* **Aim**
Your task is to retype each line of the data below exactly.
Exercise materials start
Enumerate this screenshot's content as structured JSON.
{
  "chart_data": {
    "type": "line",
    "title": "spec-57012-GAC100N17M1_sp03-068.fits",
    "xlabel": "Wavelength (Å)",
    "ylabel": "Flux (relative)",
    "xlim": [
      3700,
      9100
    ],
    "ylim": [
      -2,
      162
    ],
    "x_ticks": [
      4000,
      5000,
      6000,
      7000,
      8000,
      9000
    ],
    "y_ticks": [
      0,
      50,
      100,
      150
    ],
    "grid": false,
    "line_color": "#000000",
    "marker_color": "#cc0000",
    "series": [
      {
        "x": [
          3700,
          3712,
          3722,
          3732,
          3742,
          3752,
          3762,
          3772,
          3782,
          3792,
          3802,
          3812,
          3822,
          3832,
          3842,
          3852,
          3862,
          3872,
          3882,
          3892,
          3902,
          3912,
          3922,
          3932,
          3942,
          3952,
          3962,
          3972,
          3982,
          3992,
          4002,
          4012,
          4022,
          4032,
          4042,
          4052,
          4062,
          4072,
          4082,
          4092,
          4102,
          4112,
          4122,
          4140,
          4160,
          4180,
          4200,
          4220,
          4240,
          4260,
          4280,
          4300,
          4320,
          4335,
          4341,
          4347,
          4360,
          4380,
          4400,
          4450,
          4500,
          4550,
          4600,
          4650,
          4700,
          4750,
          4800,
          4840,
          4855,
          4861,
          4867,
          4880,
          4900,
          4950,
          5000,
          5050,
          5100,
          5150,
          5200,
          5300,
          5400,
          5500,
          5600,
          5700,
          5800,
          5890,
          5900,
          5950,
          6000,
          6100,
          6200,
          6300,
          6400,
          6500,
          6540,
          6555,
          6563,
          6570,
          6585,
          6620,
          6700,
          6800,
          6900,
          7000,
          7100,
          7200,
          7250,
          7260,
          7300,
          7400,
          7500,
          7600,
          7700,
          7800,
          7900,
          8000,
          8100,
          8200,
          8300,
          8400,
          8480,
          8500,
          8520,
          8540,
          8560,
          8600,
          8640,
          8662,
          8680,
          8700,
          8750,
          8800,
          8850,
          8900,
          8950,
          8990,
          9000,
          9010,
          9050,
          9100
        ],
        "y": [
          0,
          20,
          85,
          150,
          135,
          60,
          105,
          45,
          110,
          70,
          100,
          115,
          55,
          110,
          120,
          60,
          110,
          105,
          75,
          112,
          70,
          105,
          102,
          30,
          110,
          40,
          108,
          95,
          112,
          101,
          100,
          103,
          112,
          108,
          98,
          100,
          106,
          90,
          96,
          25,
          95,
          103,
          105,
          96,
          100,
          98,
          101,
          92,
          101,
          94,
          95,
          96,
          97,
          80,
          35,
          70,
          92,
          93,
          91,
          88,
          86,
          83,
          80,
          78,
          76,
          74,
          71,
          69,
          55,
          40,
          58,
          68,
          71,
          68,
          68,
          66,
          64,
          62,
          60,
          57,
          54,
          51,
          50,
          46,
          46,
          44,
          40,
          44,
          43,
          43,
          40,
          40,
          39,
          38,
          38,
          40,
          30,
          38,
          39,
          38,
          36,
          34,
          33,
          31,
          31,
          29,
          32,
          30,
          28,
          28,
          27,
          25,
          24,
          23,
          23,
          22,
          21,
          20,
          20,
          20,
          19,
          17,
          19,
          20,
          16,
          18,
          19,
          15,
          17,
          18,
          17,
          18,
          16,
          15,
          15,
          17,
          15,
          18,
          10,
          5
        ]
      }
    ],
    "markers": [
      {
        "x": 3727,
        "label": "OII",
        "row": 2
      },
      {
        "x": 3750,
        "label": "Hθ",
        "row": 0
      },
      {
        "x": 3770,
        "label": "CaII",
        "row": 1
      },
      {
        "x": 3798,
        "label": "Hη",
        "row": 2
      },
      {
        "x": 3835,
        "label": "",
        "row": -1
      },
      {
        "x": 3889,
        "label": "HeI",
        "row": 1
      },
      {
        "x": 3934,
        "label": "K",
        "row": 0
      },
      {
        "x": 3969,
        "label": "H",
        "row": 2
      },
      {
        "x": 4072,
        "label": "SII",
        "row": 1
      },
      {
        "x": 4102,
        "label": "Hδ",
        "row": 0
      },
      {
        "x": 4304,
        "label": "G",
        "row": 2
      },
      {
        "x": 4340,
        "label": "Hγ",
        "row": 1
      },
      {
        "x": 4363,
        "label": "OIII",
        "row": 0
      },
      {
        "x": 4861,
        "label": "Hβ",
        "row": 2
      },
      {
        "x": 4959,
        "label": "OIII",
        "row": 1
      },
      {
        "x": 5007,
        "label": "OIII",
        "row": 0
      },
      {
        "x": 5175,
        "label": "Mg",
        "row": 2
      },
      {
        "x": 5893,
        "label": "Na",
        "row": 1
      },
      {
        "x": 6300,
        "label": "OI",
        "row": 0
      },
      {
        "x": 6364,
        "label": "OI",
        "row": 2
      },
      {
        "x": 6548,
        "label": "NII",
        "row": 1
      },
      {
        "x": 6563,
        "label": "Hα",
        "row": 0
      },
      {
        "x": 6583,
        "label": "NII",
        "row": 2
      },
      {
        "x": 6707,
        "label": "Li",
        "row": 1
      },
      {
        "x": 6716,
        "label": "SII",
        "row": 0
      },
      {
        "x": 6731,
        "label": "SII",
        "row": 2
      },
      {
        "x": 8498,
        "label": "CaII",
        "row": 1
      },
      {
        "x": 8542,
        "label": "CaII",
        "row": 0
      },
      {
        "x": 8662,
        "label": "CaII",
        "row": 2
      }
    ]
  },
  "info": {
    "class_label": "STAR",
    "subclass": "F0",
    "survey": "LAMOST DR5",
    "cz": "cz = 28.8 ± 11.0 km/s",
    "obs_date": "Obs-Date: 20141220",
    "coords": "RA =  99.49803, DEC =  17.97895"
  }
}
Exercise materials end
* **Worked answer**
Enumerate this screenshot's content as structured JSON.
{
  "chart_data": {
    "type": "line",
    "title": "spec-57012-GAC100N17M1_sp03-068.fits",
    "xlabel": "Wavelength (Å)",
    "ylabel": "Flux (relative)",
    "xlim": [
      3700,
      9100
    ],
    "ylim": [
      -2,
      162
    ],
    "x_ticks": [
      4000,
      5000,
      6000,
      7000,
      8000,
      9000
    ],
    "y_ticks": [
      0,
      50,
      100,
      150
    ],
    "grid": false,
    "line_color": "#000000",
    "marker_color": "#cc0000",
    "series": [
      {
        "x": [
          3700,
          3712,
          3722,
          3732,
          3742,
          3752,
          3762,
          3772,
          3782,
          3792,
          3802,
          3812,
          3822,
          3832,
          3842,
          3852,
          3862,
          3872,
          3882,
          3892,
          3902,
          3912,
          3922,
          3932,
          3942,
          3952,
          3962,
          3972,
          3982,
          3992,
          4002,
          4012,
          4022,
          4032,
          4042,
          4052,
          4062,
          4072,
          4082,
          4092,
          4102,
          4112,
          4122,
          4140,
          4160,
          4180,
          4200,
          4220,
          4240,
          4260,
          4280,
          4300,
          4320,
          4335,
          4341,
          4347,
          4360,
          4380,
          4400,
          4450,
          4500,
          4550,
          4600,
          4650,
          4700,
          4750,
          4800,
          4840,
          4855,
          4861,
          4867,
          4880,
          4900,
          4950,
          5000,
          5050,
          5100,
          5150,
          5200,
          5300,
          5400,
          5500,
          5600,
          5700,
          5800,
          5890,
          5900,
          5950,
          6000,
          6100,
          6200,
          6300,
          6400,
          6500,
          6540,
          6555,
          6563,
          6570,
          6585,
          6620,
          6700,
          6800,
          6900,
          7000,
          7100,
          7200,
          7250,
          7260,
          7300,
          7400,
          7500,
          7600,
          7700,
          7800,
          7900,
          8000,
          8100,
          8200,
          8300,
          8400,
          8480,
          8500,
          8520,
          8540,
          8560,
          8600,
          8640,
          8662,
          8680,
          8700,
          8750,
          8800,
          8850,
          8900,
          8950,
          8990,
          9000,
          9010,
          9050,
          9100
        ],
        "y": [
          0,
          20,
          85,
          150,
          135,
          60,
          105,
          45,
          110,
          70,
          100,
          115,
          55,
          110,
          120,
          60,
          110,
          105,
          75,
          112,
          70,
          105,
          102,
          30,
          110,
          40,
          108,
          95,
          112,
          101,
          100,
          103,
          112,
          108,
          98,
          100,
          106,
          90,
          96,
          25,
          95,
          103,
          105,
          96,
          100,
          98,
          101,
          92,
          101,
          94,
          95,
          96,
          97,
          80,
          35,
          70,
          92,
          93,
          91,
          88,
          86,
          83,
          80,
          78,
          76,
          74,
          71,
          69,
          55,
          40,
          58,
          68,
          71,
          68,
          68,
          66,
          64,
          62,
          60,
          57,
          54,
          51,
          50,
          46,
          46,
          44,
          40,
          44,
          43,
          43,
          40,
          40,
          39,
          38,
          38,
          40,
          30,
          38,
          39,
          38,
          36,
          34,
          33,
          31,
          31,
          29,
          32,
          30,
          28,
          28,
          27,
          25,
          24,
          23,
          23,
          22,
          21,
          20,
          20,
          20,
          19,
          17,
          19,
          20,
          16,
          18,
          19,
          15,
          17,
          18,
          17,
          18,
          16,
          15,
          15,
          17,
          15,
          18,
          10,
          5
        ]
      }
    ],
    "markers": [
      {
        "x": 3727,
        "label": "OII",
        "row": 2
      },
      {
        "x": 3750,
        "label": "Hθ",
        "row": 0
      },
      {
        "x": 3770,
        "label": "CaII",
        "row": 1
      },
      {
        "x": 3798,
        "label": "Hη",
        "row": 2
      },
      {
        "x": 3835,
        "label": "",
        "row": -1
      },
      {
        "x": 3889,
        "label": "HeI",
        "row": 1
      },
      {
        "x": 3934,
        "label": "K",
        "row": 0
      },
      {
        "x": 3969,
        "label": "H",
        "row": 2
      },
      {
        "x": 4072,
        "label": "SII",
        "row": 1
      },
      {
        "x": 4102,
        "label": "Hδ",
        "row": 0
      },
      {
        "x": 4304,
        "label": "G",
        "row": 2
      },
      {
        "x": 4340,
        "label": "Hγ",
        "row": 1
      },
      {
        "x": 4363,
        "label": "OIII",
        "row": 0
      },
      {
        "x": 4861,
        "label": "Hβ",
        "row": 2
      },
      {
        "x": 4959,
        "label": "OIII",
        "row": 1
      },
      {
        "x": 5007,
        "label": "OIII",
        "row": 0
      },
      {
        "x": 5175,
        "label": "Mg",
        "row": 2
      },
      {
        "x": 5893,
        "label": "Na",
        "row": 1
      },
      {
        "x": 6300,
        "label": "OI",
        "row": 0
      },
      {
        "x": 6364,
        "label": "OI",
        "row": 2
      },
      {
        "x": 6548,
        "label": "NII",
        "row": 1
      },
      {
        "x": 6563,
        "label": "Hα",
        "row": 0
      },
      {
        "x": 6583,
        "label": "NII",
        "row": 2
      },
      {
        "x": 6707,
        "label": "Li",
        "row": 1
      },
      {
        "x": 6716,
        "label": "SII",
        "row": 0
      },
      {
        "x": 6731,
        "label": "SII",
        "row": 2
      },
      {
        "x": 8498,
        "label": "CaII",
        "row": 1
      },
      {
        "x": 8542,
        "label": "CaII",
        "row": 0
      },
      {
        "x": 8662,
        "label": "CaII",
        "row": 2
      }
    ]
  },
  "info": {
    "class_label": "STAR",
    "subclass": "F0",
    "survey": "LAMOST DR5",
    "cz": "cz = 28.8 ± 11.0 km/s",
    "obs_date": "Obs-Date: 20141220",
    "coords": "RA =  99.49803, DEC =  17.97895"
  }
}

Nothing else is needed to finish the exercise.